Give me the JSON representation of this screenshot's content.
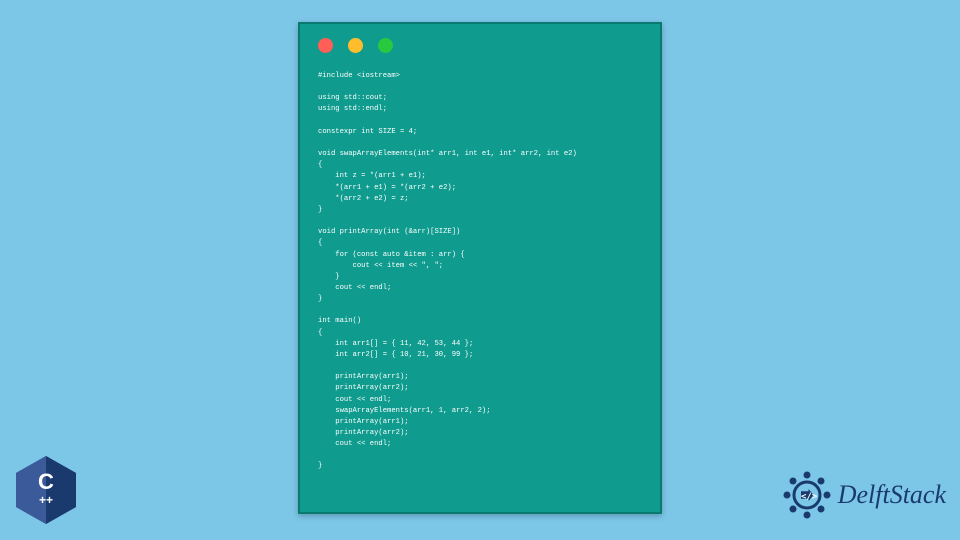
{
  "code": {
    "lines": "#include <iostream>\n\nusing std::cout;\nusing std::endl;\n\nconstexpr int SIZE = 4;\n\nvoid swapArrayElements(int* arr1, int e1, int* arr2, int e2)\n{\n    int z = *(arr1 + e1);\n    *(arr1 + e1) = *(arr2 + e2);\n    *(arr2 + e2) = z;\n}\n\nvoid printArray(int (&arr)[SIZE])\n{\n    for (const auto &item : arr) {\n        cout << item << \", \";\n    }\n    cout << endl;\n}\n\nint main()\n{\n    int arr1[] = { 11, 42, 53, 44 };\n    int arr2[] = { 10, 21, 30, 99 };\n\n    printArray(arr1);\n    printArray(arr2);\n    cout << endl;\n    swapArrayElements(arr1, 1, arr2, 2);\n    printArray(arr1);\n    printArray(arr2);\n    cout << endl;\n\n}"
  },
  "badges": {
    "cpp_label": "C++",
    "brand_label": "DelftStack"
  },
  "colors": {
    "bg": "#7cc7e8",
    "window": "#0f9b8e",
    "brand": "#1a3a6e"
  }
}
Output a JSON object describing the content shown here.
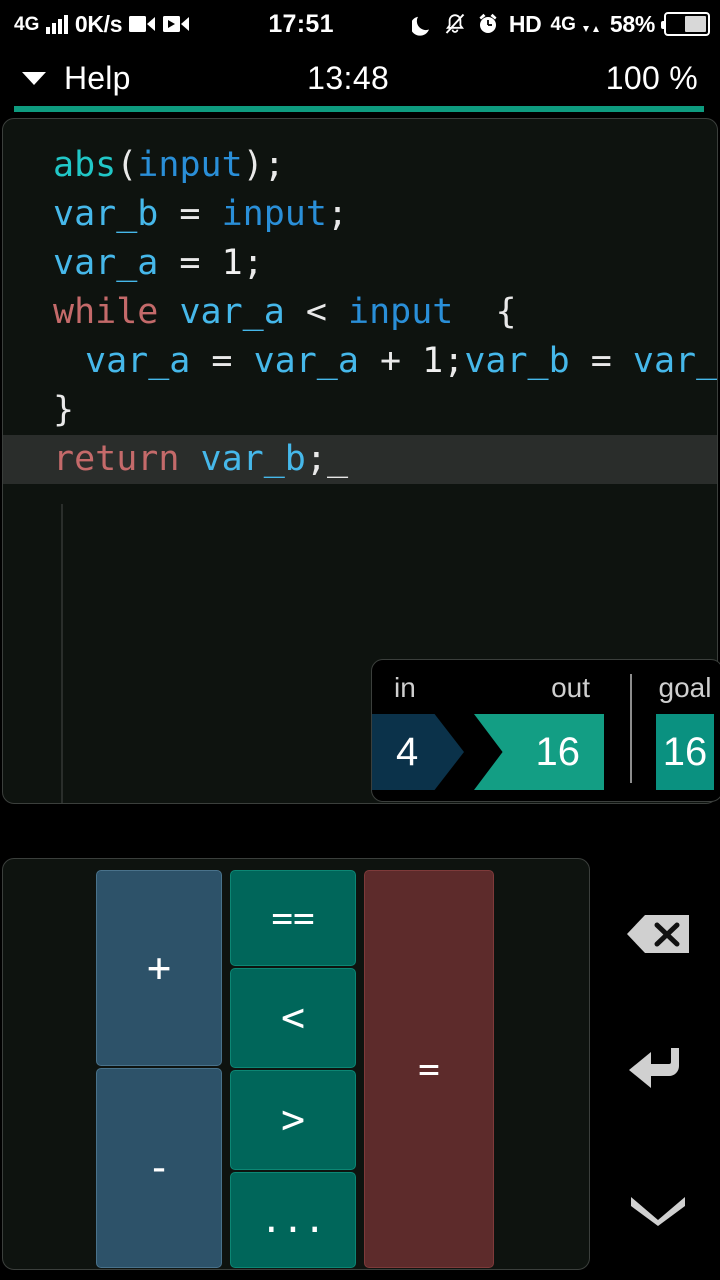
{
  "status_bar": {
    "network_type": "4G",
    "data_rate": "0K/s",
    "clock": "17:51",
    "hd_label": "HD",
    "network_type_right": "4G",
    "battery_percent": "58%",
    "icons": [
      "signal-bars-icon",
      "camera-icon",
      "video-icon",
      "moon-dnd-icon",
      "bell-muted-icon",
      "alarm-clock-icon",
      "data-arrows-icon",
      "battery-icon"
    ]
  },
  "header": {
    "help_label": "Help",
    "timer": "13:48",
    "percent": "100 %",
    "caret_icon": "chevron-down-icon"
  },
  "progress": {
    "value": "100",
    "color": "#0e9b7f"
  },
  "editor": {
    "lines": [
      {
        "id": "line-1",
        "indent": 0,
        "current": false,
        "tokens": [
          {
            "text": "abs",
            "type": "fn"
          },
          {
            "text": "(",
            "type": "punct"
          },
          {
            "text": "input",
            "type": "param"
          },
          {
            "text": ")",
            "type": "punct"
          },
          {
            "text": ";",
            "type": "punct"
          }
        ]
      },
      {
        "id": "line-2",
        "indent": 0,
        "current": false,
        "tokens": [
          {
            "text": "var_b",
            "type": "var"
          },
          {
            "text": " = ",
            "type": "op"
          },
          {
            "text": "input",
            "type": "param"
          },
          {
            "text": ";",
            "type": "punct"
          }
        ]
      },
      {
        "id": "line-3",
        "indent": 0,
        "current": false,
        "tokens": [
          {
            "text": "var_a",
            "type": "var"
          },
          {
            "text": " = ",
            "type": "op"
          },
          {
            "text": "1",
            "type": "num"
          },
          {
            "text": ";",
            "type": "punct"
          }
        ]
      },
      {
        "id": "line-4",
        "indent": 0,
        "current": false,
        "tokens": [
          {
            "text": "while",
            "type": "kw"
          },
          {
            "text": " ",
            "type": "op"
          },
          {
            "text": "var_a",
            "type": "var"
          },
          {
            "text": " < ",
            "type": "op"
          },
          {
            "text": "input",
            "type": "param"
          },
          {
            "text": "  {",
            "type": "punct"
          }
        ]
      },
      {
        "id": "line-5",
        "indent": 1,
        "current": false,
        "tokens": [
          {
            "text": "var_a",
            "type": "var"
          },
          {
            "text": " = ",
            "type": "op"
          },
          {
            "text": "var_a",
            "type": "var"
          },
          {
            "text": " + ",
            "type": "op"
          },
          {
            "text": "1",
            "type": "num"
          },
          {
            "text": ";",
            "type": "punct"
          },
          {
            "text": "var_b",
            "type": "var"
          },
          {
            "text": " = ",
            "type": "op"
          },
          {
            "text": "var_b",
            "type": "var"
          }
        ]
      },
      {
        "id": "line-6",
        "indent": 0,
        "current": false,
        "tokens": [
          {
            "text": "}",
            "type": "punct"
          }
        ]
      },
      {
        "id": "line-7",
        "indent": 0,
        "current": true,
        "tokens": [
          {
            "text": "return",
            "type": "kw"
          },
          {
            "text": " ",
            "type": "op"
          },
          {
            "text": "var_b",
            "type": "var"
          },
          {
            "text": ";",
            "type": "punct"
          },
          {
            "text": "_",
            "type": "cursor"
          }
        ]
      }
    ]
  },
  "io_panel": {
    "in_label": "in",
    "out_label": "out",
    "goal_label": "goal",
    "in_value": "4",
    "out_value": "16",
    "goal_value": "16",
    "in_color": "#0b324a",
    "out_color": "#139e84",
    "goal_color": "#0a9180"
  },
  "palette": {
    "keys": [
      {
        "id": "key-plus",
        "label": "+",
        "color": "blue"
      },
      {
        "id": "key-minus",
        "label": "-",
        "color": "blue"
      },
      {
        "id": "key-eqeq",
        "label": "==",
        "color": "green"
      },
      {
        "id": "key-lt",
        "label": "<",
        "color": "green"
      },
      {
        "id": "key-gt",
        "label": ">",
        "color": "green"
      },
      {
        "id": "key-dots",
        "label": "...",
        "color": "green"
      },
      {
        "id": "key-eq",
        "label": "=",
        "color": "red"
      }
    ],
    "blue_color": "#2d5269",
    "green_color": "#00665a",
    "red_color": "#5d2b2b"
  },
  "actions": [
    {
      "id": "backspace",
      "icon": "backspace-icon"
    },
    {
      "id": "enter",
      "icon": "enter-return-icon"
    },
    {
      "id": "collapse",
      "icon": "chevron-down-icon"
    }
  ]
}
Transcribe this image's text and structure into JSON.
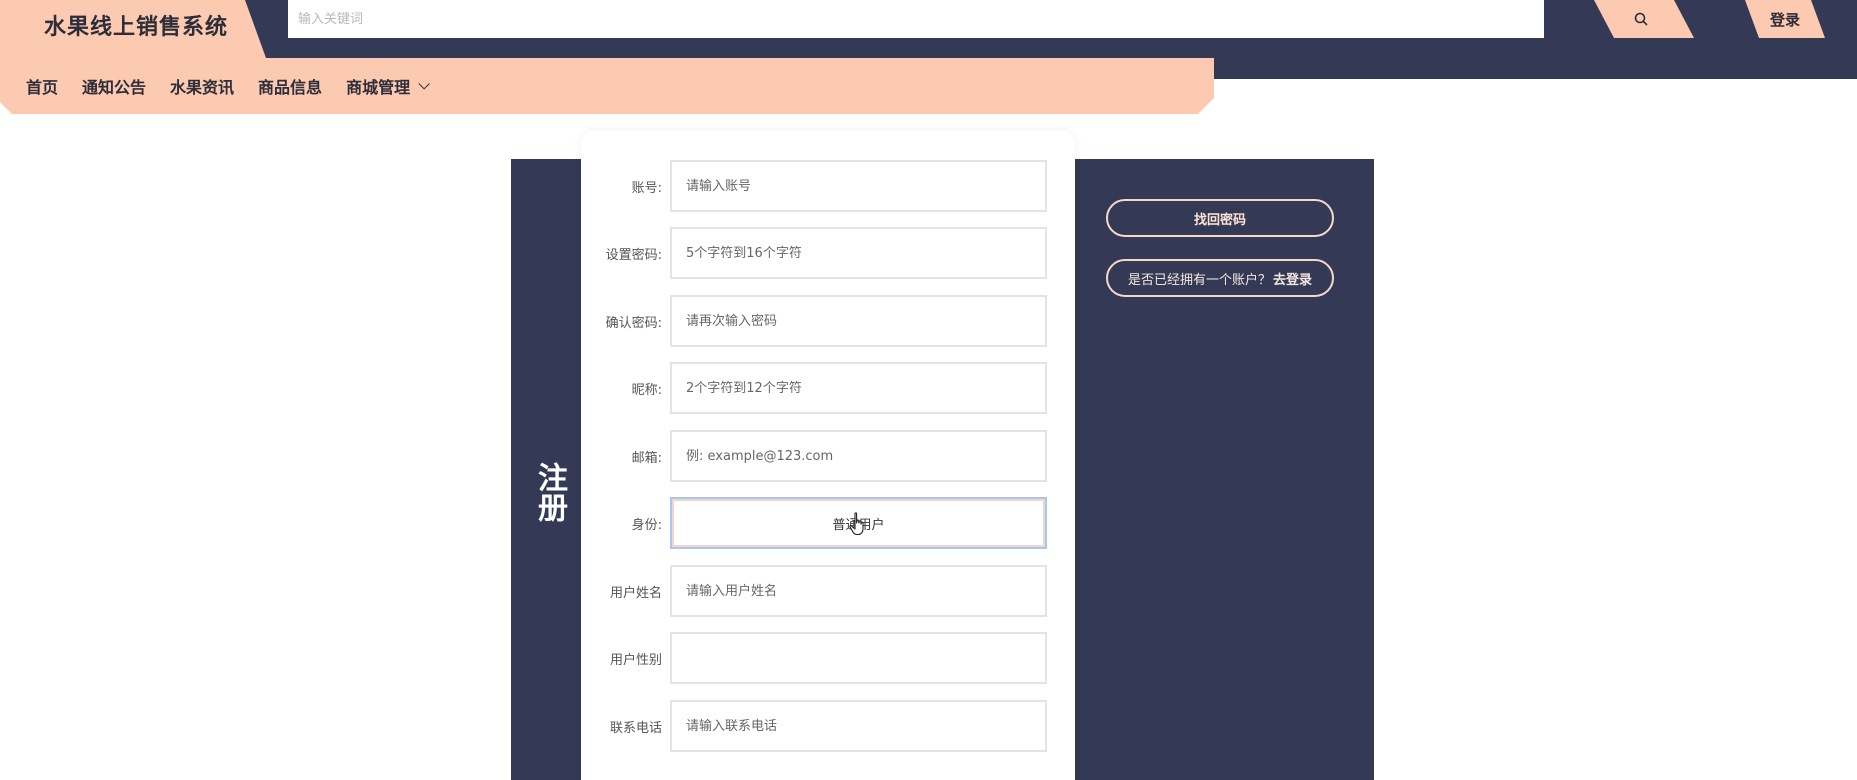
{
  "header": {
    "brand_title": "水果线上销售系统",
    "search_placeholder": "输入关键词",
    "login_label": "登录"
  },
  "nav": {
    "items": [
      {
        "label": "首页"
      },
      {
        "label": "通知公告"
      },
      {
        "label": "水果资讯"
      },
      {
        "label": "商品信息"
      },
      {
        "label": "商城管理"
      }
    ]
  },
  "register": {
    "title": "注册",
    "find_password_label": "找回密码",
    "have_account_label": "是否已经拥有一个账户？",
    "go_login_label": "去登录",
    "fields": [
      {
        "label": "账号:",
        "placeholder": "请输入账号"
      },
      {
        "label": "设置密码:",
        "placeholder": "5个字符到16个字符"
      },
      {
        "label": "确认密码:",
        "placeholder": "请再次输入密码"
      },
      {
        "label": "昵称:",
        "placeholder": "2个字符到12个字符"
      },
      {
        "label": "邮箱:",
        "placeholder": "例: example@123.com"
      },
      {
        "label": "身份:",
        "value": "普通用户"
      },
      {
        "label": "用户姓名",
        "placeholder": "请输入用户姓名"
      },
      {
        "label": "用户性别",
        "placeholder": ""
      },
      {
        "label": "联系电话",
        "placeholder": "请输入联系电话"
      }
    ]
  },
  "colors": {
    "dark_navy": "#343a56",
    "peach": "#fccab0",
    "white": "#ffffff"
  },
  "icons": {
    "search": "search-icon",
    "chevron": "chevron-down-icon",
    "cursor": "hand-pointer-icon"
  }
}
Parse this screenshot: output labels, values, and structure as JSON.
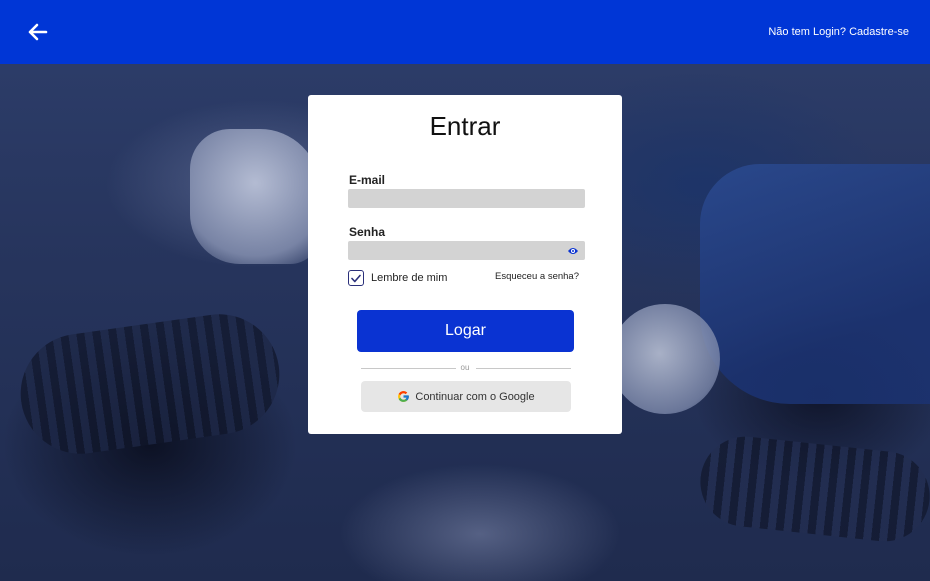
{
  "header": {
    "back_icon": "arrow-left-icon",
    "signup_link": "Não tem Login? Cadastre-se",
    "background_color": "#0036d6"
  },
  "login_card": {
    "title": "Entrar",
    "email": {
      "label": "E-mail",
      "value": "",
      "placeholder": ""
    },
    "password": {
      "label": "Senha",
      "value": "",
      "placeholder": "",
      "toggle_icon": "eye-icon"
    },
    "remember_me": {
      "label": "Lembre de mim",
      "checked": true
    },
    "forgot_password": "Esqueceu a senha?",
    "login_button": "Logar",
    "divider_text": "ou",
    "google_button": {
      "label": "Continuar com o Google",
      "icon": "google-icon"
    }
  },
  "colors": {
    "primary": "#0a33d2",
    "input_bg": "#d3d3d3",
    "google_btn_bg": "#e6e6e6"
  }
}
______________________________
GOAL:
Set down the material above as is, without any pictures.

ANSWER:
Give me the JSON representation of this screenshot's content.
{
  "code": {
    "lines": "#include <iostream>\n\nusing std::cout;\nusing std::endl;\n\nconstexpr int SIZE = 4;\n\nvoid swapArrayElements(int* arr1, int e1, int* arr2, int e2)\n{\n    int z = *(arr1 + e1);\n    *(arr1 + e1) = *(arr2 + e2);\n    *(arr2 + e2) = z;\n}\n\nvoid printArray(int (&arr)[SIZE])\n{\n    for (const auto &item : arr) {\n        cout << item << \", \";\n    }\n    cout << endl;\n}\n\nint main()\n{\n    int arr1[] = { 11, 42, 53, 44 };\n    int arr2[] = { 10, 21, 30, 99 };\n\n    printArray(arr1);\n    printArray(arr2);\n    cout << endl;\n    swapArrayElements(arr1, 1, arr2, 2);\n    printArray(arr1);\n    printArray(arr2);\n    cout << endl;\n\n}"
  },
  "badges": {
    "cpp_label": "C++",
    "brand_label": "DelftStack"
  },
  "colors": {
    "bg": "#7cc7e8",
    "window": "#0f9b8e",
    "brand": "#1a3a6e"
  }
}
Output a JSON object describing the content shown here.
{
  "status_bar": {
    "network_type": "4G",
    "data_rate": "0K/s",
    "clock": "17:51",
    "hd_label": "HD",
    "network_type_right": "4G",
    "battery_percent": "58%",
    "icons": [
      "signal-bars-icon",
      "camera-icon",
      "video-icon",
      "moon-dnd-icon",
      "bell-muted-icon",
      "alarm-clock-icon",
      "data-arrows-icon",
      "battery-icon"
    ]
  },
  "header": {
    "help_label": "Help",
    "timer": "13:48",
    "percent": "100 %",
    "caret_icon": "chevron-down-icon"
  },
  "progress": {
    "value": "100",
    "color": "#0e9b7f"
  },
  "editor": {
    "lines": [
      {
        "id": "line-1",
        "indent": 0,
        "current": false,
        "tokens": [
          {
            "text": "abs",
            "type": "fn"
          },
          {
            "text": "(",
            "type": "punct"
          },
          {
            "text": "input",
            "type": "param"
          },
          {
            "text": ")",
            "type": "punct"
          },
          {
            "text": ";",
            "type": "punct"
          }
        ]
      },
      {
        "id": "line-2",
        "indent": 0,
        "current": false,
        "tokens": [
          {
            "text": "var_b",
            "type": "var"
          },
          {
            "text": " = ",
            "type": "op"
          },
          {
            "text": "input",
            "type": "param"
          },
          {
            "text": ";",
            "type": "punct"
          }
        ]
      },
      {
        "id": "line-3",
        "indent": 0,
        "current": false,
        "tokens": [
          {
            "text": "var_a",
            "type": "var"
          },
          {
            "text": " = ",
            "type": "op"
          },
          {
            "text": "1",
            "type": "num"
          },
          {
            "text": ";",
            "type": "punct"
          }
        ]
      },
      {
        "id": "line-4",
        "indent": 0,
        "current": false,
        "tokens": [
          {
            "text": "while",
            "type": "kw"
          },
          {
            "text": " ",
            "type": "op"
          },
          {
            "text": "var_a",
            "type": "var"
          },
          {
            "text": " < ",
            "type": "op"
          },
          {
            "text": "input",
            "type": "param"
          },
          {
            "text": "  {",
            "type": "punct"
          }
        ]
      },
      {
        "id": "line-5",
        "indent": 1,
        "current": false,
        "tokens": [
          {
            "text": "var_a",
            "type": "var"
          },
          {
            "text": " = ",
            "type": "op"
          },
          {
            "text": "var_a",
            "type": "var"
          },
          {
            "text": " + ",
            "type": "op"
          },
          {
            "text": "1",
            "type": "num"
          },
          {
            "text": ";",
            "type": "punct"
          },
          {
            "text": "var_b",
            "type": "var"
          },
          {
            "text": " = ",
            "type": "op"
          },
          {
            "text": "var_b",
            "type": "var"
          }
        ]
      },
      {
        "id": "line-6",
        "indent": 0,
        "current": false,
        "tokens": [
          {
            "text": "}",
            "type": "punct"
          }
        ]
      },
      {
        "id": "line-7",
        "indent": 0,
        "current": true,
        "tokens": [
          {
            "text": "return",
            "type": "kw"
          },
          {
            "text": " ",
            "type": "op"
          },
          {
            "text": "var_b",
            "type": "var"
          },
          {
            "text": ";",
            "type": "punct"
          },
          {
            "text": "_",
            "type": "cursor"
          }
        ]
      }
    ]
  },
  "io_panel": {
    "in_label": "in",
    "out_label": "out",
    "goal_label": "goal",
    "in_value": "4",
    "out_value": "16",
    "goal_value": "16",
    "in_color": "#0b324a",
    "out_color": "#139e84",
    "goal_color": "#0a9180"
  },
  "palette": {
    "keys": [
      {
        "id": "key-plus",
        "label": "+",
        "color": "blue"
      },
      {
        "id": "key-minus",
        "label": "-",
        "color": "blue"
      },
      {
        "id": "key-eqeq",
        "label": "==",
        "color": "green"
      },
      {
        "id": "key-lt",
        "label": "<",
        "color": "green"
      },
      {
        "id": "key-gt",
        "label": ">",
        "color": "green"
      },
      {
        "id": "key-dots",
        "label": "...",
        "color": "green"
      },
      {
        "id": "key-eq",
        "label": "=",
        "color": "red"
      }
    ],
    "blue_color": "#2d5269",
    "green_color": "#00665a",
    "red_color": "#5d2b2b"
  },
  "actions": [
    {
      "id": "backspace",
      "icon": "backspace-icon"
    },
    {
      "id": "enter",
      "icon": "enter-return-icon"
    },
    {
      "id": "collapse",
      "icon": "chevron-down-icon"
    }
  ]
}
Transcribe this image's text and structure into JSON.
{
  "header": {
    "brand_title": "水果线上销售系统",
    "search_placeholder": "输入关键词",
    "login_label": "登录"
  },
  "nav": {
    "items": [
      {
        "label": "首页"
      },
      {
        "label": "通知公告"
      },
      {
        "label": "水果资讯"
      },
      {
        "label": "商品信息"
      },
      {
        "label": "商城管理"
      }
    ]
  },
  "register": {
    "title": "注册",
    "find_password_label": "找回密码",
    "have_account_label": "是否已经拥有一个账户？",
    "go_login_label": "去登录",
    "fields": [
      {
        "label": "账号:",
        "placeholder": "请输入账号"
      },
      {
        "label": "设置密码:",
        "placeholder": "5个字符到16个字符"
      },
      {
        "label": "确认密码:",
        "placeholder": "请再次输入密码"
      },
      {
        "label": "昵称:",
        "placeholder": "2个字符到12个字符"
      },
      {
        "label": "邮箱:",
        "placeholder": "例: example@123.com"
      },
      {
        "label": "身份:",
        "value": "普通用户"
      },
      {
        "label": "用户姓名",
        "placeholder": "请输入用户姓名"
      },
      {
        "label": "用户性别",
        "placeholder": ""
      },
      {
        "label": "联系电话",
        "placeholder": "请输入联系电话"
      }
    ]
  },
  "colors": {
    "dark_navy": "#343a56",
    "peach": "#fccab0",
    "white": "#ffffff"
  },
  "icons": {
    "search": "search-icon",
    "chevron": "chevron-down-icon",
    "cursor": "hand-pointer-icon"
  }
}
Parse this screenshot: output labels, values, and structure as JSON.
{
  "header": {
    "back_icon": "arrow-left-icon",
    "signup_link": "Não tem Login? Cadastre-se",
    "background_color": "#0036d6"
  },
  "login_card": {
    "title": "Entrar",
    "email": {
      "label": "E-mail",
      "value": "",
      "placeholder": ""
    },
    "password": {
      "label": "Senha",
      "value": "",
      "placeholder": "",
      "toggle_icon": "eye-icon"
    },
    "remember_me": {
      "label": "Lembre de mim",
      "checked": true
    },
    "forgot_password": "Esqueceu a senha?",
    "login_button": "Logar",
    "divider_text": "ou",
    "google_button": {
      "label": "Continuar com o Google",
      "icon": "google-icon"
    }
  },
  "colors": {
    "primary": "#0a33d2",
    "input_bg": "#d3d3d3",
    "google_btn_bg": "#e6e6e6"
  }
}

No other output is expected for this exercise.